** Written problem **
What follows are records. Restate all of them word for word.

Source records
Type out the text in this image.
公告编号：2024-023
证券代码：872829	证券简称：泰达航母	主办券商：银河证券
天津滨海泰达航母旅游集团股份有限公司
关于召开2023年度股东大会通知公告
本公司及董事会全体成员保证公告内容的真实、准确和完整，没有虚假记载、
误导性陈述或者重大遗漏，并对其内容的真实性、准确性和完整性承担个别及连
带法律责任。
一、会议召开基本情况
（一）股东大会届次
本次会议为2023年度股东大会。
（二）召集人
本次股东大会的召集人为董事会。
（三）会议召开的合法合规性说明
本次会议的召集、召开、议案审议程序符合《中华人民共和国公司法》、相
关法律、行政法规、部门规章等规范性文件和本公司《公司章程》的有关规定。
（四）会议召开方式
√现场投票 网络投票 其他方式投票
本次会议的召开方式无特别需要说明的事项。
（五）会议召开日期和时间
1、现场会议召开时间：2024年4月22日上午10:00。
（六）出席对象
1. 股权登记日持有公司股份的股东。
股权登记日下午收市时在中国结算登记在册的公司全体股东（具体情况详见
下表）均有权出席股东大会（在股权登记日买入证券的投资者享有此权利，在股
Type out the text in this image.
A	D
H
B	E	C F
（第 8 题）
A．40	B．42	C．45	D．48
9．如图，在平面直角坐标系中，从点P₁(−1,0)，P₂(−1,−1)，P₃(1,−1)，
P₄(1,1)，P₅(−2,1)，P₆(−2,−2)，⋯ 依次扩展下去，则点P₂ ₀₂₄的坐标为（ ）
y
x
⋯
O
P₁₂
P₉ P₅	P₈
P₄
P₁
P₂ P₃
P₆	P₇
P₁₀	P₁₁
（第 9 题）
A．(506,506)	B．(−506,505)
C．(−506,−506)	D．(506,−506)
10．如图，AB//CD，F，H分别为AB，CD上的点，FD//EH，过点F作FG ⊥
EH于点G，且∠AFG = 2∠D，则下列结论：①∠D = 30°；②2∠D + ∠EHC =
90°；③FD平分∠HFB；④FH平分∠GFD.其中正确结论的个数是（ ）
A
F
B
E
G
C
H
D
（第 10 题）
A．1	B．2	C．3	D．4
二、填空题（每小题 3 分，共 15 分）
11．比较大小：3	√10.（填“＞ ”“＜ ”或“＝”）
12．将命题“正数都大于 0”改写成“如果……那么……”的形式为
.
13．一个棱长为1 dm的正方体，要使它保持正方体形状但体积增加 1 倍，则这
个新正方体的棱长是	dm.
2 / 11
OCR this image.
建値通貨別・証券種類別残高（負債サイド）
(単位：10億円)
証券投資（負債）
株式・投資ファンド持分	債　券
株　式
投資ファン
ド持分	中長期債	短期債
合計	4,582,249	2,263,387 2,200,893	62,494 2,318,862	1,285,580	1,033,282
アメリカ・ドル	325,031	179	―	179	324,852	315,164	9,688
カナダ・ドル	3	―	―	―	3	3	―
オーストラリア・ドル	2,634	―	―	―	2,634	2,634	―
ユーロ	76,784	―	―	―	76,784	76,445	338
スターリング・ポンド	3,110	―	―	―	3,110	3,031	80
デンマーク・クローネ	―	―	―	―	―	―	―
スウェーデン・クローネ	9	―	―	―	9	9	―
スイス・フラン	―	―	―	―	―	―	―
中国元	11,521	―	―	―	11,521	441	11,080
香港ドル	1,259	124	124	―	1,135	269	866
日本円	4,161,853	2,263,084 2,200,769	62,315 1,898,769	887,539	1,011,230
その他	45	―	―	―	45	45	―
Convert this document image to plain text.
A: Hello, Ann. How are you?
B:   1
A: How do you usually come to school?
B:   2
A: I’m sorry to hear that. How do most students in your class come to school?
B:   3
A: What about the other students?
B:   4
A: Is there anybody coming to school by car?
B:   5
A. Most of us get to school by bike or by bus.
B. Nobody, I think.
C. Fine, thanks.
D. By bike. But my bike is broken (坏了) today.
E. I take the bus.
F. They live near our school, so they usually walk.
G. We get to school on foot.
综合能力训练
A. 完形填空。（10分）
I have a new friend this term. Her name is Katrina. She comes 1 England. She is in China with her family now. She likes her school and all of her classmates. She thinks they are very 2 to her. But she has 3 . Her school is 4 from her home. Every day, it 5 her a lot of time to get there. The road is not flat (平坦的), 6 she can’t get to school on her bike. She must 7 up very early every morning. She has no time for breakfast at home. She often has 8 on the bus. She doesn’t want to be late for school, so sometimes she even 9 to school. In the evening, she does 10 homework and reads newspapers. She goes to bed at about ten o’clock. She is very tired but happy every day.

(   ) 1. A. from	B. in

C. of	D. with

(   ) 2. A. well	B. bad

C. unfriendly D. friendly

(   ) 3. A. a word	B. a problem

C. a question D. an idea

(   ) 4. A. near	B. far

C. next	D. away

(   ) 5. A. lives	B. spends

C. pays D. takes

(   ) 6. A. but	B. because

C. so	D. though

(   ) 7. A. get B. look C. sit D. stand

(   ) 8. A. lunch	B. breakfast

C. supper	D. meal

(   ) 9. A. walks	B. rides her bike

** Response to the exercise **
Type out the text in this image.
公告编号：2024-023
证券代码：872829	证券简称：泰达航母	主办券商：银河证券
天津滨海泰达航母旅游集团股份有限公司
关于召开2023年度股东大会通知公告
本公司及董事会全体成员保证公告内容的真实、准确和完整，没有虚假记载、
误导性陈述或者重大遗漏，并对其内容的真实性、准确性和完整性承担个别及连
带法律责任。
一、会议召开基本情况
（一）股东大会届次
本次会议为2023年度股东大会。
（二）召集人
本次股东大会的召集人为董事会。
（三）会议召开的合法合规性说明
本次会议的召集、召开、议案审议程序符合《中华人民共和国公司法》、相
关法律、行政法规、部门规章等规范性文件和本公司《公司章程》的有关规定。
（四）会议召开方式
√现场投票 网络投票 其他方式投票
本次会议的召开方式无特别需要说明的事项。
（五）会议召开日期和时间
1、现场会议召开时间：2024年4月22日上午10:00。
（六）出席对象
1. 股权登记日持有公司股份的股东。
股权登记日下午收市时在中国结算登记在册的公司全体股东（具体情况详见
下表）均有权出席股东大会（在股权登记日买入证券的投资者享有此权利，在股
Type out the text in this image.
A	D
H
B	E	C F
（第 8 题）
A．40	B．42	C．45	D．48
9．如图，在平面直角坐标系中，从点P₁(−1,0)，P₂(−1,−1)，P₃(1,−1)，
P₄(1,1)，P₅(−2,1)，P₆(−2,−2)，⋯ 依次扩展下去，则点P₂ ₀₂₄的坐标为（ ）
y
x
⋯
O
P₁₂
P₉ P₅	P₈
P₄
P₁
P₂ P₃
P₆	P₇
P₁₀	P₁₁
（第 9 题）
A．(506,506)	B．(−506,505)
C．(−506,−506)	D．(506,−506)
10．如图，AB//CD，F，H分别为AB，CD上的点，FD//EH，过点F作FG ⊥
EH于点G，且∠AFG = 2∠D，则下列结论：①∠D = 30°；②2∠D + ∠EHC =
90°；③FD平分∠HFB；④FH平分∠GFD.其中正确结论的个数是（ ）
A
F
B
E
G
C
H
D
（第 10 题）
A．1	B．2	C．3	D．4
二、填空题（每小题 3 分，共 15 分）
11．比较大小：3	√10.（填“＞ ”“＜ ”或“＝”）
12．将命题“正数都大于 0”改写成“如果……那么……”的形式为
.
13．一个棱长为1 dm的正方体，要使它保持正方体形状但体积增加 1 倍，则这
个新正方体的棱长是	dm.
2 / 11
OCR this image.
建値通貨別・証券種類別残高（負債サイド）
(単位：10億円)
証券投資（負債）
株式・投資ファンド持分	債　券
株　式
投資ファン
ド持分	中長期債	短期債
合計	4,582,249	2,263,387 2,200,893	62,494 2,318,862	1,285,580	1,033,282
アメリカ・ドル	325,031	179	―	179	324,852	315,164	9,688
カナダ・ドル	3	―	―	―	3	3	―
オーストラリア・ドル	2,634	―	―	―	2,634	2,634	―
ユーロ	76,784	―	―	―	76,784	76,445	338
スターリング・ポンド	3,110	―	―	―	3,110	3,031	80
デンマーク・クローネ	―	―	―	―	―	―	―
スウェーデン・クローネ	9	―	―	―	9	9	―
スイス・フラン	―	―	―	―	―	―	―
中国元	11,521	―	―	―	11,521	441	11,080
香港ドル	1,259	124	124	―	1,135	269	866
日本円	4,161,853	2,263,084 2,200,769	62,315 1,898,769	887,539	1,011,230
その他	45	―	―	―	45	45	―
Convert this document image to plain text.
A: Hello, Ann. How are you?
B:   1
A: How do you usually come to school?
B:   2
A: I’m sorry to hear that. How do most students in your class come to school?
B:   3
A: What about the other students?
B:   4
A: Is there anybody coming to school by car?
B:   5
A. Most of us get to school by bike or by bus.
B. Nobody, I think.
C. Fine, thanks.
D. By bike. But my bike is broken (坏了) today.
E. I take the bus.
F. They live near our school, so they usually walk.
G. We get to school on foot.
综合能力训练
A. 完形填空。（10分）
I have a new friend this term. Her name is Katrina. She comes 1 England. She is in China with her family now. She likes her school and all of her classmates. She thinks they are very 2 to her. But she has 3 . Her school is 4 from her home. Every day, it 5 her a lot of time to get there. The road is not flat (平坦的), 6 she can’t get to school on her bike. She must 7 up very early every morning. She has no time for breakfast at home. She often has 8 on the bus. She doesn’t want to be late for school, so sometimes she even 9 to school. In the evening, she does 10 homework and reads newspapers. She goes to bed at about ten o’clock. She is very tired but happy every day.

(   ) 1. A. from	B. in

C. of	D. with

(   ) 2. A. well	B. bad

C. unfriendly D. friendly

(   ) 3. A. a word	B. a problem

C. a question D. an idea

(   ) 4. A. near	B. far

C. next	D. away

(   ) 5. A. lives	B. spends

C. pays D. takes

(   ) 6. A. but	B. because

C. so	D. though

(   ) 7. A. get B. look C. sit D. stand

(   ) 8. A. lunch	B. breakfast

C. supper	D. meal

(   ) 9. A. walks	B. rides her bike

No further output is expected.